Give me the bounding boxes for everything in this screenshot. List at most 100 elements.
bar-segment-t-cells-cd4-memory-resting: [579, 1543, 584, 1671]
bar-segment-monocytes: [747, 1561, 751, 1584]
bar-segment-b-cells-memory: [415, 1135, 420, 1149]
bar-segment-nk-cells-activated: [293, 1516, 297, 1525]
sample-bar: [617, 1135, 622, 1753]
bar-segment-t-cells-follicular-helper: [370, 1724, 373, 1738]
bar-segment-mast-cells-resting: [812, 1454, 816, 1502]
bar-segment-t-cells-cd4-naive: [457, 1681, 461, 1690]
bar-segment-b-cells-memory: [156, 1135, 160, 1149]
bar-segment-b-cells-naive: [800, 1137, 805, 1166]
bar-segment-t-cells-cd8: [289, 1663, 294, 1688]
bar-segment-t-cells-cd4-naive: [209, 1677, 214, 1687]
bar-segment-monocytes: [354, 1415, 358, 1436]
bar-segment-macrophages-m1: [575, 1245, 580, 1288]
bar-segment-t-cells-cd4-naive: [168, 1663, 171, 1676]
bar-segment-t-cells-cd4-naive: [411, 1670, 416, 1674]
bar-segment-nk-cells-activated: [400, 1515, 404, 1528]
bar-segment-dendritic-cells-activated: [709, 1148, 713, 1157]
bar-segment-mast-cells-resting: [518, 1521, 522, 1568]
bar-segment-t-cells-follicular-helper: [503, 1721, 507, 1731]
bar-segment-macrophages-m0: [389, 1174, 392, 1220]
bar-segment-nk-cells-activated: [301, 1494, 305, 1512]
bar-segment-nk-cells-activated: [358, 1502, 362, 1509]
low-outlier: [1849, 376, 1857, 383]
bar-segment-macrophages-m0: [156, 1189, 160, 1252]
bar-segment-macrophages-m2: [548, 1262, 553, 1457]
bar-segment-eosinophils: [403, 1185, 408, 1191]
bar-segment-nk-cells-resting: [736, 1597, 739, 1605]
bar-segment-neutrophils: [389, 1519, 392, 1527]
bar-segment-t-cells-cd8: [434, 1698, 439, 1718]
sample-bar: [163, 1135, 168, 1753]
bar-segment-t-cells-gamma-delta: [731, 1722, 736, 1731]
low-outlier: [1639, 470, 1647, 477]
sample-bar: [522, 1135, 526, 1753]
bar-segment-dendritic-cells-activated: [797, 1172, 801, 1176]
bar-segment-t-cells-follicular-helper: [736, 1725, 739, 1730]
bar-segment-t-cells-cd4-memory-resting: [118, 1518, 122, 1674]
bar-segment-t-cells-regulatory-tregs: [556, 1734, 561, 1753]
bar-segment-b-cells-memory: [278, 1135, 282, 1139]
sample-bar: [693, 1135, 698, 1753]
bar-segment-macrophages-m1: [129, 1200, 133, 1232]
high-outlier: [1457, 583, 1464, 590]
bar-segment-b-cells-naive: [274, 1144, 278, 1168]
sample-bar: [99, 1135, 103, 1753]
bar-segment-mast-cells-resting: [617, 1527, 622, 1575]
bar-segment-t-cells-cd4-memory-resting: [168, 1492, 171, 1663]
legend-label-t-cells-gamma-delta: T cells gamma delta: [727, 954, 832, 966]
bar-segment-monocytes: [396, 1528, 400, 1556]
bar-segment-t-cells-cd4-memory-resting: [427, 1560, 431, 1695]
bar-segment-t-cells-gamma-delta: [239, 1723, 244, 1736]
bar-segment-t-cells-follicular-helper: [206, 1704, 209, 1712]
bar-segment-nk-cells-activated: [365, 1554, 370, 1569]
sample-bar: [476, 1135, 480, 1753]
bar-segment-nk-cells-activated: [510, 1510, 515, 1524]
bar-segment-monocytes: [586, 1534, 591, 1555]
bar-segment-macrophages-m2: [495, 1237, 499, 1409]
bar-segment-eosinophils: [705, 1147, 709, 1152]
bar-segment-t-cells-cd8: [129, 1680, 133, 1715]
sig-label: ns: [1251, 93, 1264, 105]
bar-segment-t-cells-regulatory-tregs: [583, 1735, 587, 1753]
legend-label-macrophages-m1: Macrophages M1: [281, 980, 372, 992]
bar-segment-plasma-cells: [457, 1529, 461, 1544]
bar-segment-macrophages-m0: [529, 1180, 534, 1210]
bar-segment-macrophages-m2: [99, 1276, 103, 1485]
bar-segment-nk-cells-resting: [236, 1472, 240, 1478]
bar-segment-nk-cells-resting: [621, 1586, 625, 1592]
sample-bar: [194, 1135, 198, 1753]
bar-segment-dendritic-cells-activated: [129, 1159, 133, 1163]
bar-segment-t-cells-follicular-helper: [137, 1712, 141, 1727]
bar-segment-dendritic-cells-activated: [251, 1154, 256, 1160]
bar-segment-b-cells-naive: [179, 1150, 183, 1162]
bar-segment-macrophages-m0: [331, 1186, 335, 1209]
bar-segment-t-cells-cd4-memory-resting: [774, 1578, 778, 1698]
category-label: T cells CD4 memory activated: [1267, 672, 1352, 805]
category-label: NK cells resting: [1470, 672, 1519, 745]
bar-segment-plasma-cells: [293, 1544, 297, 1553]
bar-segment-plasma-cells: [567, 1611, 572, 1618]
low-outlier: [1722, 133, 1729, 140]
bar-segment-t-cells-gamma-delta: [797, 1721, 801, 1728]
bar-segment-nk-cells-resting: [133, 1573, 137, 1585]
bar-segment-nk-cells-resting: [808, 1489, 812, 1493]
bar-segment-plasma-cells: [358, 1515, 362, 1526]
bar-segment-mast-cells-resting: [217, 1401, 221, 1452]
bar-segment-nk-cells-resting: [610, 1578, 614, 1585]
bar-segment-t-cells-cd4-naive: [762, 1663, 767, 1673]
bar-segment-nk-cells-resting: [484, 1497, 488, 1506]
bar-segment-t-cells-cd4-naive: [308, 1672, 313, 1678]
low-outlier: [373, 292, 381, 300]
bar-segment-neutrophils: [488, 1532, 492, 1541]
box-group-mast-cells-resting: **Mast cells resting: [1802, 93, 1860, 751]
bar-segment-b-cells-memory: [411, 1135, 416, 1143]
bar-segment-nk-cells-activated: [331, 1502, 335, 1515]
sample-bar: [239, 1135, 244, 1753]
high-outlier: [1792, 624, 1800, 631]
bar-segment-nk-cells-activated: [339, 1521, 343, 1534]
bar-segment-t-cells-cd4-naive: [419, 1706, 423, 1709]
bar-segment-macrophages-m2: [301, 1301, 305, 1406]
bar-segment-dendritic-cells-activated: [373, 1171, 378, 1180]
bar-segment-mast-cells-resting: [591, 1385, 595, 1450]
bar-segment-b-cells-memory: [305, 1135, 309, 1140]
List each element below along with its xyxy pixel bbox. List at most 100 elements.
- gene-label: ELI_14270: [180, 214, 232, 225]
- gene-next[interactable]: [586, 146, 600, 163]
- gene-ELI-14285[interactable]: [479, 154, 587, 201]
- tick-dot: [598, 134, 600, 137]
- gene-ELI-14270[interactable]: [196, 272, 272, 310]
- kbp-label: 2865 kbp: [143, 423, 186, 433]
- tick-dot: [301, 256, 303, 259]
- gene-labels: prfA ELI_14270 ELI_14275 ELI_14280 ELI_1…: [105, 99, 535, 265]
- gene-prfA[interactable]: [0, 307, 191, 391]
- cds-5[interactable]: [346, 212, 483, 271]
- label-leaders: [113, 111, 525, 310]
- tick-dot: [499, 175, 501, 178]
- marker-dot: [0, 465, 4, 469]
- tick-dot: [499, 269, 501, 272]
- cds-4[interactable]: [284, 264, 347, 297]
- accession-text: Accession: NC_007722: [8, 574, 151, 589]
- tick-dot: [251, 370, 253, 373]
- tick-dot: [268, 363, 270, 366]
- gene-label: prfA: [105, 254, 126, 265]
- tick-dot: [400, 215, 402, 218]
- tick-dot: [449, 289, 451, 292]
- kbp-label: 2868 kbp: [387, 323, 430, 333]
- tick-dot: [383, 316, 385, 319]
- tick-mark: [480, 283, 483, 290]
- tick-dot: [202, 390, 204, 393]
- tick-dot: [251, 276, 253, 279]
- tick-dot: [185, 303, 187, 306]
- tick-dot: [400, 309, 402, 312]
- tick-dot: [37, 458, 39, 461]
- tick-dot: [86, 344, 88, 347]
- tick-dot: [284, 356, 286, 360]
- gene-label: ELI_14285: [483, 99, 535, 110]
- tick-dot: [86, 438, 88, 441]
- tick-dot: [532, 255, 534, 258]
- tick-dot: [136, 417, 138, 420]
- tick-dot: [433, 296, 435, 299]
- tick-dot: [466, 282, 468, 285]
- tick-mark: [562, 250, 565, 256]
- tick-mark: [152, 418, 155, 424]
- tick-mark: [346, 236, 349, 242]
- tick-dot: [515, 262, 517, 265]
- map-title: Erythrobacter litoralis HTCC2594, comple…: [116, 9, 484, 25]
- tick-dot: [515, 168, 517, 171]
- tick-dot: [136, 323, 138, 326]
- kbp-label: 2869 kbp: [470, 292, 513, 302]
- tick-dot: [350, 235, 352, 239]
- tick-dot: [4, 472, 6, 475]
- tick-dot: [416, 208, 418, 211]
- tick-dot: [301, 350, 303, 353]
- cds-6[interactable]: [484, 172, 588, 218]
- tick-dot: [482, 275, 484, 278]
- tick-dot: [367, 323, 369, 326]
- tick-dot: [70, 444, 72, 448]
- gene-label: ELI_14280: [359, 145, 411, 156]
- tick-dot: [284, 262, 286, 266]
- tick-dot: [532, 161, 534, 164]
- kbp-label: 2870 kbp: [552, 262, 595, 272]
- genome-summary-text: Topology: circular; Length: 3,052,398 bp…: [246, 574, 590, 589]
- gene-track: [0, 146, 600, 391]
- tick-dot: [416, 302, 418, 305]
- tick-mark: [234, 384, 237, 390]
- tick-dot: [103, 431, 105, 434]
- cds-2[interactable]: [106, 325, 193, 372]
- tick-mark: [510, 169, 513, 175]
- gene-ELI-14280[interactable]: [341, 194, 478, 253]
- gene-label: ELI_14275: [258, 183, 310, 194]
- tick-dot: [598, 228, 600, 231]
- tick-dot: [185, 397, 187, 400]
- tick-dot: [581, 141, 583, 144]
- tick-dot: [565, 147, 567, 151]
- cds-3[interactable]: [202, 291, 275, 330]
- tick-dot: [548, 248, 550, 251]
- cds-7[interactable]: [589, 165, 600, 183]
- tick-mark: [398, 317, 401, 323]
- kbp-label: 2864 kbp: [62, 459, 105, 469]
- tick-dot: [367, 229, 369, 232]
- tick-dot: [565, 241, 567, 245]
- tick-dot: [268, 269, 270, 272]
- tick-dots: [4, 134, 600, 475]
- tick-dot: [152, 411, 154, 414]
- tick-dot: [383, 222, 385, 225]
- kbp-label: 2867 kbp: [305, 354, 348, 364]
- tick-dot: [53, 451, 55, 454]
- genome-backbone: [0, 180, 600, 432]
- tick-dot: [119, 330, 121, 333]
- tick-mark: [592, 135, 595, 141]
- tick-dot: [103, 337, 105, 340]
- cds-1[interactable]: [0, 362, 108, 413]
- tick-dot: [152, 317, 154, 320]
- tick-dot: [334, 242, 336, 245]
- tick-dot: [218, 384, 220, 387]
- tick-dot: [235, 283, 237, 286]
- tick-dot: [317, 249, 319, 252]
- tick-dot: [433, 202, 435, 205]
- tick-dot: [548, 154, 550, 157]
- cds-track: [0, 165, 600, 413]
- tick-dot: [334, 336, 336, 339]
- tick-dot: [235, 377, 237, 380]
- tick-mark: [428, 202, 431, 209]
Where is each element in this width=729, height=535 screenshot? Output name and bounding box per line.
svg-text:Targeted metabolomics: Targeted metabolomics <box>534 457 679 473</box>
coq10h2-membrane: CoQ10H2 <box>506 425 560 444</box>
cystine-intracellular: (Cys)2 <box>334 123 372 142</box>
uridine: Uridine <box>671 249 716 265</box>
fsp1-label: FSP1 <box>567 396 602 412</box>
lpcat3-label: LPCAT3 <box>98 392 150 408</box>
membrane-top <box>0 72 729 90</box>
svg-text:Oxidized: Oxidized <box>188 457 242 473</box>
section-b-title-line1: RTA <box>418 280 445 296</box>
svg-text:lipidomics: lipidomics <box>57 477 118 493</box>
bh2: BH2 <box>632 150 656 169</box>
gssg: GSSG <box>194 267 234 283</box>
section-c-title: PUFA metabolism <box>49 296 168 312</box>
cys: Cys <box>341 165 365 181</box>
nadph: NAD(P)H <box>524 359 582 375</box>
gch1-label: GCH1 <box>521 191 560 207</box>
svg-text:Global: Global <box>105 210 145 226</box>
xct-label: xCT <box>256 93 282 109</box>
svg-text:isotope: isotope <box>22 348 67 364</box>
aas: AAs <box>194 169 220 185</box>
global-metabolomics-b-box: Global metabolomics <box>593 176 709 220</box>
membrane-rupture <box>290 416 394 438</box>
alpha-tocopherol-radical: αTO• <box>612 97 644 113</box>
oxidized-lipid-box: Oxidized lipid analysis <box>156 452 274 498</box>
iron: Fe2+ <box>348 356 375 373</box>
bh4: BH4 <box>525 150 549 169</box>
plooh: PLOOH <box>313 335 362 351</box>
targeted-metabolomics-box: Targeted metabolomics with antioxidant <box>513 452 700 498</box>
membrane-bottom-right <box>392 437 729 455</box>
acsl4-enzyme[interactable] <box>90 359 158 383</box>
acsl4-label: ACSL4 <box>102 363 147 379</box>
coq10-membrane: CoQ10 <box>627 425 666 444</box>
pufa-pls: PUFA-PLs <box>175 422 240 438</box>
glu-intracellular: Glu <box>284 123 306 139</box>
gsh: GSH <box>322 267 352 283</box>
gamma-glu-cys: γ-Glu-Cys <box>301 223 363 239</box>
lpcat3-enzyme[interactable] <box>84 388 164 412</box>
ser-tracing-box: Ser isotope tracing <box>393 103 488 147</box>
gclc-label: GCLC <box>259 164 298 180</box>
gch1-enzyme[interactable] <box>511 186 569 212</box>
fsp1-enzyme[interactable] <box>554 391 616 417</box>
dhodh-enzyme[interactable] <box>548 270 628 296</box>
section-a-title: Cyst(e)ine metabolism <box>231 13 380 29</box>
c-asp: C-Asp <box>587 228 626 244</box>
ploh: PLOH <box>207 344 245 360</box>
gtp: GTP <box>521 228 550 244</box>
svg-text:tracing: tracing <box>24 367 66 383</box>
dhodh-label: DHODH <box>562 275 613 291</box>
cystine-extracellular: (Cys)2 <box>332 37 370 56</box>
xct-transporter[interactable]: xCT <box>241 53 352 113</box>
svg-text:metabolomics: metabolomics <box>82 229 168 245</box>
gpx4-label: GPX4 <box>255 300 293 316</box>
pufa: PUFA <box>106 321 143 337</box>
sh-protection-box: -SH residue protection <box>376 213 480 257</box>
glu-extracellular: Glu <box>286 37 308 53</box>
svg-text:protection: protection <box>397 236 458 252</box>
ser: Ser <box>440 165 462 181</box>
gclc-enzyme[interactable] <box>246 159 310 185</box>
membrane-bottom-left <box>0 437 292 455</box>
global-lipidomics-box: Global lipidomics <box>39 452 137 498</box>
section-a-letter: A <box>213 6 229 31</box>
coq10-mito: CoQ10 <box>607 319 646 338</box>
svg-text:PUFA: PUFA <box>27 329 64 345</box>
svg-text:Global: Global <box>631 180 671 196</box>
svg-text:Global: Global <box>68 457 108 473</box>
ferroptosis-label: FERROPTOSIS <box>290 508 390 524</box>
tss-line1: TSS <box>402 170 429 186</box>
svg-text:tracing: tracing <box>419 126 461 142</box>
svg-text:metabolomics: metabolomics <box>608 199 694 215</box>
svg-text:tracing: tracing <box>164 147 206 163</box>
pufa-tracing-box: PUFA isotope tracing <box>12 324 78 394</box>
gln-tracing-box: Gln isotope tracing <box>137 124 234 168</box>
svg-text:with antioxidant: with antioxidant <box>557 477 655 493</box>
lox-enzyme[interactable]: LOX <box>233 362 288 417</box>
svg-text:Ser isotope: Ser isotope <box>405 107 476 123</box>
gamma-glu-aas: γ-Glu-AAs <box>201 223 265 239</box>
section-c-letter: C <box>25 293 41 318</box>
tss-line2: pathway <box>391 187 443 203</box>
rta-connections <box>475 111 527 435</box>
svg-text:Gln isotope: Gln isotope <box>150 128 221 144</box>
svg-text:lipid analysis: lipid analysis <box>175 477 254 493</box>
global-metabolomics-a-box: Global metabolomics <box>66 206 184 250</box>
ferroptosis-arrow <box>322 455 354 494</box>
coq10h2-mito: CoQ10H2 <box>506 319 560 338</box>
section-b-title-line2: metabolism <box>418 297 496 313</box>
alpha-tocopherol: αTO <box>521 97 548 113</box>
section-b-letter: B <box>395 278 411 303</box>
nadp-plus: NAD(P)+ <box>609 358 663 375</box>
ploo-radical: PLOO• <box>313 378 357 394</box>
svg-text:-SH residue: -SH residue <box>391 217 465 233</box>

+++++

#### Task statement:
What lines above contain "category"? Copy them out.

#### Answer to the exercise:
category-label: T cells CD4 memory activated: [1267, 672, 1352, 805]
category-label: NK cells resting: [1470, 672, 1519, 745]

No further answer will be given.